Chart and figure data:
_ _ _ _ _ _ _
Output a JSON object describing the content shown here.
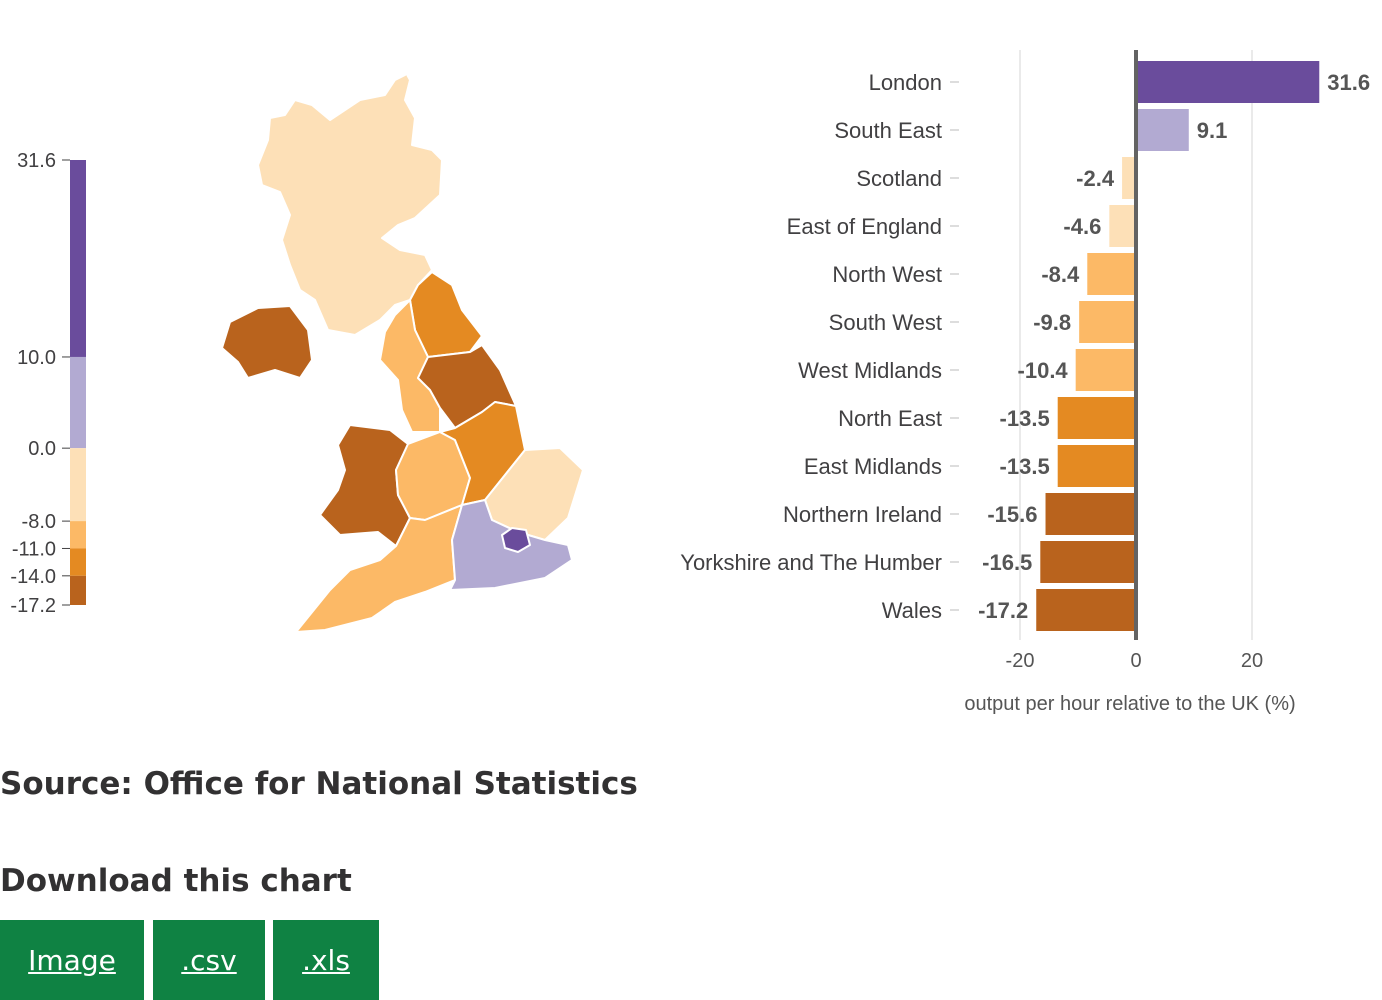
{
  "chart_data": [
    {
      "type": "map",
      "color_scale": {
        "breaks": [
          31.6,
          10.0,
          0.0,
          -8.0,
          -11.0,
          -14.0,
          -17.2
        ],
        "labels": [
          "31.6",
          "10.0",
          "0.0",
          "-8.0",
          "-11.0",
          "-14.0",
          "-17.2"
        ],
        "colors": [
          "#6a4c9c",
          "#b2aad2",
          "#fde0b7",
          "#fcb966",
          "#e48a22",
          "#b9631d"
        ]
      },
      "regions": [
        {
          "name": "Scotland",
          "color": "#fde0b7"
        },
        {
          "name": "Northern Ireland",
          "color": "#b9631d"
        },
        {
          "name": "North East",
          "color": "#e48a22"
        },
        {
          "name": "North West",
          "color": "#fcb966"
        },
        {
          "name": "Yorkshire and The Humber",
          "color": "#b9631d"
        },
        {
          "name": "Wales",
          "color": "#b9631d"
        },
        {
          "name": "West Midlands",
          "color": "#fcb966"
        },
        {
          "name": "East Midlands",
          "color": "#e48a22"
        },
        {
          "name": "East of England",
          "color": "#fde0b7"
        },
        {
          "name": "South West",
          "color": "#fcb966"
        },
        {
          "name": "South East",
          "color": "#b2aad2"
        },
        {
          "name": "London",
          "color": "#6a4c9c"
        }
      ]
    },
    {
      "type": "bar",
      "orientation": "horizontal",
      "categories": [
        "London",
        "South East",
        "Scotland",
        "East of England",
        "North West",
        "South West",
        "West Midlands",
        "North East",
        "East Midlands",
        "Northern Ireland",
        "Yorkshire and The Humber",
        "Wales"
      ],
      "values": [
        31.6,
        9.1,
        -2.4,
        -4.6,
        -8.4,
        -9.8,
        -10.4,
        -13.5,
        -13.5,
        -15.6,
        -16.5,
        -17.2
      ],
      "value_labels": [
        "31.6",
        "9.1",
        "-2.4",
        "-4.6",
        "-8.4",
        "-9.8",
        "-10.4",
        "-13.5",
        "-13.5",
        "-15.6",
        "-16.5",
        "-17.2"
      ],
      "colors": [
        "#6a4c9c",
        "#b2aad2",
        "#fde0b7",
        "#fde0b7",
        "#fcb966",
        "#fcb966",
        "#fcb966",
        "#e48a22",
        "#e48a22",
        "#b9631d",
        "#b9631d",
        "#b9631d"
      ],
      "xlabel": "output per hour relative to the UK (%)",
      "xlim": [
        -20,
        32
      ],
      "xticks": [
        -20,
        0,
        20
      ],
      "xtick_labels": [
        "-20",
        "0",
        "20"
      ],
      "grid": true
    }
  ],
  "source": "Source: Office for National Statistics",
  "download": {
    "title": "Download this chart",
    "buttons": [
      {
        "label": "Image"
      },
      {
        "label": ".csv"
      },
      {
        "label": ".xls"
      }
    ]
  }
}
_ _ _ _ _ _ _
What the task requires: Collect every line above that contains the word "Northern".

The output:
          "name": "Northern Ireland",
        "Northern Ireland",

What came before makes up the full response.